**What you are asked to do:** Keep the pictures out of the copy and print all the entries below exactly.
>> begin Input rows
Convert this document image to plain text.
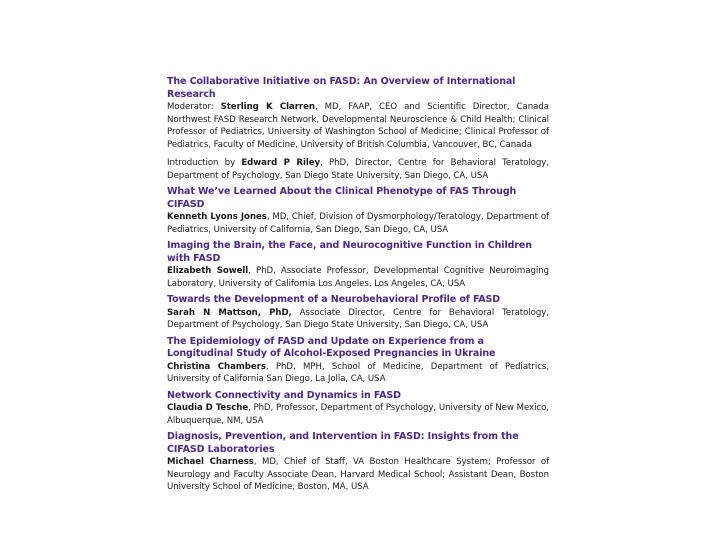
The Collaborative Initiative on FASD: An Overview of International Research
Moderator: Sterling K Clarren, MD, FAAP, CEO and Scientific Director, Canada Northwest FASD Research Network, Developmental Neuroscience & Child Health; Clinical Professor of Pediatrics, University of Washington School of Medicine; Clinical Professor of Pediatrics, Faculty of Medicine, University of British Columbia, Vancouver, BC, Canada
Introduction by Edward P Riley, PhD, Director, Centre for Behavioral Teratology, Department of Psychology, San Diego State University, San Diego, CA, USA
What We’ve Learned About the Clinical Phenotype of FAS Through CIFASD
Kenneth Lyons Jones, MD, Chief, Division of Dysmorphology/Teratology, Department of Pediatrics, University of California, San Diego, San Diego, CA, USA
Imaging the Brain, the Face, and Neurocognitive Function in Children with FASD
Elizabeth Sowell, PhD, Associate Professor, Developmental Cognitive Neuroimaging Laboratory, University of California Los Angeles, Los Angeles, CA, USA
Towards the Development of a Neurobehavioral Profile of FASD
Sarah N Mattson, PhD, Associate Director, Centre for Behavioral Teratology, Department of Psychology, San Diego State University, San Diego, CA, USA
The Epidemiology of FASD and Update on Experience from a Longitudinal Study of Alcohol-Exposed Pregnancies in Ukraine
Christina Chambers, PhD, MPH, School of Medicine, Department of Pediatrics, University of California San Diego, La Jolla, CA, USA
Network Connectivity and Dynamics in FASD
Claudia D Tesche, PhD, Professor, Department of Psychology, University of New Mexico, Albuquerque, NM, USA
Diagnosis, Prevention, and Intervention in FASD: Insights from the CIFASD Laboratories
Michael Charness, MD, Chief of Staff, VA Boston Healthcare System; Professor of Neurology and Faculty Associate Dean, Harvard Medical School; Assistant Dean, Boston University School of Medicine, Boston, MA, USA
>> end Input rows
**The result:**
Convert this document image to plain text.
The Collaborative Initiative on FASD: An Overview of International Research
Moderator: Sterling K Clarren, MD, FAAP, CEO and Scientific Director, Canada Northwest FASD Research Network, Developmental Neuroscience & Child Health; Clinical Professor of Pediatrics, University of Washington School of Medicine; Clinical Professor of Pediatrics, Faculty of Medicine, University of British Columbia, Vancouver, BC, Canada
Introduction by Edward P Riley, PhD, Director, Centre for Behavioral Teratology, Department of Psychology, San Diego State University, San Diego, CA, USA
What We’ve Learned About the Clinical Phenotype of FAS Through CIFASD
Kenneth Lyons Jones, MD, Chief, Division of Dysmorphology/Teratology, Department of Pediatrics, University of California, San Diego, San Diego, CA, USA
Imaging the Brain, the Face, and Neurocognitive Function in Children with FASD
Elizabeth Sowell, PhD, Associate Professor, Developmental Cognitive Neuroimaging Laboratory, University of California Los Angeles, Los Angeles, CA, USA
Towards the Development of a Neurobehavioral Profile of FASD
Sarah N Mattson, PhD, Associate Director, Centre for Behavioral Teratology, Department of Psychology, San Diego State University, San Diego, CA, USA
The Epidemiology of FASD and Update on Experience from a Longitudinal Study of Alcohol-Exposed Pregnancies in Ukraine
Christina Chambers, PhD, MPH, School of Medicine, Department of Pediatrics, University of California San Diego, La Jolla, CA, USA
Network Connectivity and Dynamics in FASD
Claudia D Tesche, PhD, Professor, Department of Psychology, University of New Mexico, Albuquerque, NM, USA
Diagnosis, Prevention, and Intervention in FASD: Insights from the CIFASD Laboratories
Michael Charness, MD, Chief of Staff, VA Boston Healthcare System; Professor of Neurology and Faculty Associate Dean, Harvard Medical School; Assistant Dean, Boston University School of Medicine, Boston, MA, USA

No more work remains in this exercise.